● WRITTEN REQUEST: Whenever a line contains the string "JSON", copy it out of the entries.

(Records from a dataset)
= = =

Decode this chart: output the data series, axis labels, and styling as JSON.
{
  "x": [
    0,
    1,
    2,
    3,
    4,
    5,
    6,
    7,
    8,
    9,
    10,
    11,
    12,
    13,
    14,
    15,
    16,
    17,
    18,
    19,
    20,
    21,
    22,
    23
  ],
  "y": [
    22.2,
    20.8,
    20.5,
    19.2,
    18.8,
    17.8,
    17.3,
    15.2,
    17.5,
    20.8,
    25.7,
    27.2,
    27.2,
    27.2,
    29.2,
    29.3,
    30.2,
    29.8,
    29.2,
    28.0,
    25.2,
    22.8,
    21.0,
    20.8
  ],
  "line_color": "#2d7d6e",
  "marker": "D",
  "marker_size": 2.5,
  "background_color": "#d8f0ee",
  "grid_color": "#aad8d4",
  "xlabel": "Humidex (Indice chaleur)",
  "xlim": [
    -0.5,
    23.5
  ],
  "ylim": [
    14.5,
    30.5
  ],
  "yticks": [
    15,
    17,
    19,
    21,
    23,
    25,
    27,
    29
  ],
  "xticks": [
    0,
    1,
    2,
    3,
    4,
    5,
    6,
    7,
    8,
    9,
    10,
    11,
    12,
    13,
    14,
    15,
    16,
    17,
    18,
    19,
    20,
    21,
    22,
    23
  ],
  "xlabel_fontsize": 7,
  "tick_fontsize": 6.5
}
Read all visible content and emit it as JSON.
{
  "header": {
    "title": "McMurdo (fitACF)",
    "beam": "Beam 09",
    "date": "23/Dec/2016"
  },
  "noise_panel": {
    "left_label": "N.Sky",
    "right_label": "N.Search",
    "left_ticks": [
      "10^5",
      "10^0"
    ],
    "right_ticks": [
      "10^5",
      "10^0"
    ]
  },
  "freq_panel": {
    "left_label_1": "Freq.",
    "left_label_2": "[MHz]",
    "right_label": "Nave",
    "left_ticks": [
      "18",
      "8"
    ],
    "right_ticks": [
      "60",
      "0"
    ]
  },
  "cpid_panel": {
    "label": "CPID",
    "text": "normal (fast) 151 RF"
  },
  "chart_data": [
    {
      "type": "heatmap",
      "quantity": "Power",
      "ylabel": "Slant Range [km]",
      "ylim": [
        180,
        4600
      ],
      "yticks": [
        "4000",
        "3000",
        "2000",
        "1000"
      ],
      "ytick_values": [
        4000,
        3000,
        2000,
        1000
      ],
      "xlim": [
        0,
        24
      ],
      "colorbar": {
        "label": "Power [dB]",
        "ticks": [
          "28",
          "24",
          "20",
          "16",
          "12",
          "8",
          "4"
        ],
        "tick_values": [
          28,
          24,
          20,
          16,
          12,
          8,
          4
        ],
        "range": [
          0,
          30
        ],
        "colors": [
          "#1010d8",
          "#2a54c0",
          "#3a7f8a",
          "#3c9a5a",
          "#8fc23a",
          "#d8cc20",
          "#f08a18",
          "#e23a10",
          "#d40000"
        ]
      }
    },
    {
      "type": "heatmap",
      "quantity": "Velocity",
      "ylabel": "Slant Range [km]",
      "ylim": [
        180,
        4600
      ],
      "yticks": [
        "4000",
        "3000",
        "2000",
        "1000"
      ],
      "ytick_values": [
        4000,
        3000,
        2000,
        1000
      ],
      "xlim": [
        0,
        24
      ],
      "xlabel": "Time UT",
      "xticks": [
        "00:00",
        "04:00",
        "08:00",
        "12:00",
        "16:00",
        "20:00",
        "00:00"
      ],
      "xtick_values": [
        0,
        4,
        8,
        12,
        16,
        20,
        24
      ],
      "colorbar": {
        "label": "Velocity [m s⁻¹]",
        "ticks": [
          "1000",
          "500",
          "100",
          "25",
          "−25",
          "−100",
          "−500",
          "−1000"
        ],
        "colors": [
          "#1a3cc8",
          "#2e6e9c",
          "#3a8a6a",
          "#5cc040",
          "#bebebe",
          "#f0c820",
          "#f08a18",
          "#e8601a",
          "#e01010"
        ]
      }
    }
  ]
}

= = =

● RESPONSE BELOW:
Decode this chart: output the data series, axis labels, and styling as JSON.
Read all visible content and emit it as JSON.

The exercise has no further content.